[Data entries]
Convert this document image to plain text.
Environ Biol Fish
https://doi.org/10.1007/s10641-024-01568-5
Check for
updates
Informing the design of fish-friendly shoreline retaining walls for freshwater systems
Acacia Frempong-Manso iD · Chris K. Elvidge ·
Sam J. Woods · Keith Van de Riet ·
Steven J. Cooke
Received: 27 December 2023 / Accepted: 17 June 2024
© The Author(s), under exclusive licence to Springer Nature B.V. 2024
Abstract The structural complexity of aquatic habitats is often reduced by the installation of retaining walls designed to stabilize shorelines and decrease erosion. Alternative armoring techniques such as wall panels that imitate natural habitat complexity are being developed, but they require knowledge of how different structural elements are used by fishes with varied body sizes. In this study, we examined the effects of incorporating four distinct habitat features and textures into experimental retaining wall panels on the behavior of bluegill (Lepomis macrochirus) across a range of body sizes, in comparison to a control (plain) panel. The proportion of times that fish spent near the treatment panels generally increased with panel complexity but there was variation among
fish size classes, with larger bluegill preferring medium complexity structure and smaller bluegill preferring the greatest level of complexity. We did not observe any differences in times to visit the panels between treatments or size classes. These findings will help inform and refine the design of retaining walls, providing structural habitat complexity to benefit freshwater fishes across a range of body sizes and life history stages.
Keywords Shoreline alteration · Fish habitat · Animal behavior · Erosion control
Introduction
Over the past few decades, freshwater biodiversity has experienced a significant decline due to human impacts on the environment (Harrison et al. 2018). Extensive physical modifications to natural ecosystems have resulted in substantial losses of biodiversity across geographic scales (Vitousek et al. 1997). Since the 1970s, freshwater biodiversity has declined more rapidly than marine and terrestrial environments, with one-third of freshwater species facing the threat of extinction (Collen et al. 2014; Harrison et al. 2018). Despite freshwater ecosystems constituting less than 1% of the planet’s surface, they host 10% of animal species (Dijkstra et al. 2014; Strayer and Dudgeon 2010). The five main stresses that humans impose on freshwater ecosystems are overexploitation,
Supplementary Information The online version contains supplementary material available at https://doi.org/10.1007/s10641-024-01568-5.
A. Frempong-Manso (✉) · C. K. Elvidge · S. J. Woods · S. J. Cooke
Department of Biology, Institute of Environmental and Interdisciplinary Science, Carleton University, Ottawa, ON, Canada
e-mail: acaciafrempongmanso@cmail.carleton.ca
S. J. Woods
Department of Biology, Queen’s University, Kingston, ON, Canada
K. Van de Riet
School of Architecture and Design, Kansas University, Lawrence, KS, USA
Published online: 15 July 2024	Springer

• Exercise details
Quote all of the entries verbatim.

• Output for this task
Convert this document image to plain text.
Environ Biol Fish
https://doi.org/10.1007/s10641-024-01568-5
Check for
updates
Informing the design of fish-friendly shoreline retaining walls for freshwater systems
Acacia Frempong-Manso iD · Chris K. Elvidge ·
Sam J. Woods · Keith Van de Riet ·
Steven J. Cooke
Received: 27 December 2023 / Accepted: 17 June 2024
© The Author(s), under exclusive licence to Springer Nature B.V. 2024
Abstract The structural complexity of aquatic habitats is often reduced by the installation of retaining walls designed to stabilize shorelines and decrease erosion. Alternative armoring techniques such as wall panels that imitate natural habitat complexity are being developed, but they require knowledge of how different structural elements are used by fishes with varied body sizes. In this study, we examined the effects of incorporating four distinct habitat features and textures into experimental retaining wall panels on the behavior of bluegill (Lepomis macrochirus) across a range of body sizes, in comparison to a control (plain) panel. The proportion of times that fish spent near the treatment panels generally increased with panel complexity but there was variation among
fish size classes, with larger bluegill preferring medium complexity structure and smaller bluegill preferring the greatest level of complexity. We did not observe any differences in times to visit the panels between treatments or size classes. These findings will help inform and refine the design of retaining walls, providing structural habitat complexity to benefit freshwater fishes across a range of body sizes and life history stages.
Keywords Shoreline alteration · Fish habitat · Animal behavior · Erosion control
Introduction
Over the past few decades, freshwater biodiversity has experienced a significant decline due to human impacts on the environment (Harrison et al. 2018). Extensive physical modifications to natural ecosystems have resulted in substantial losses of biodiversity across geographic scales (Vitousek et al. 1997). Since the 1970s, freshwater biodiversity has declined more rapidly than marine and terrestrial environments, with one-third of freshwater species facing the threat of extinction (Collen et al. 2014; Harrison et al. 2018). Despite freshwater ecosystems constituting less than 1% of the planet’s surface, they host 10% of animal species (Dijkstra et al. 2014; Strayer and Dudgeon 2010). The five main stresses that humans impose on freshwater ecosystems are overexploitation,
Supplementary Information The online version contains supplementary material available at https://doi.org/10.1007/s10641-024-01568-5.
A. Frempong-Manso (✉) · C. K. Elvidge · S. J. Woods · S. J. Cooke
Department of Biology, Institute of Environmental and Interdisciplinary Science, Carleton University, Ottawa, ON, Canada
e-mail: acaciafrempongmanso@cmail.carleton.ca
S. J. Woods
Department of Biology, Queen’s University, Kingston, ON, Canada
K. Van de Riet
School of Architecture and Design, Kansas University, Lawrence, KS, USA
Published online: 15 July 2024	Springer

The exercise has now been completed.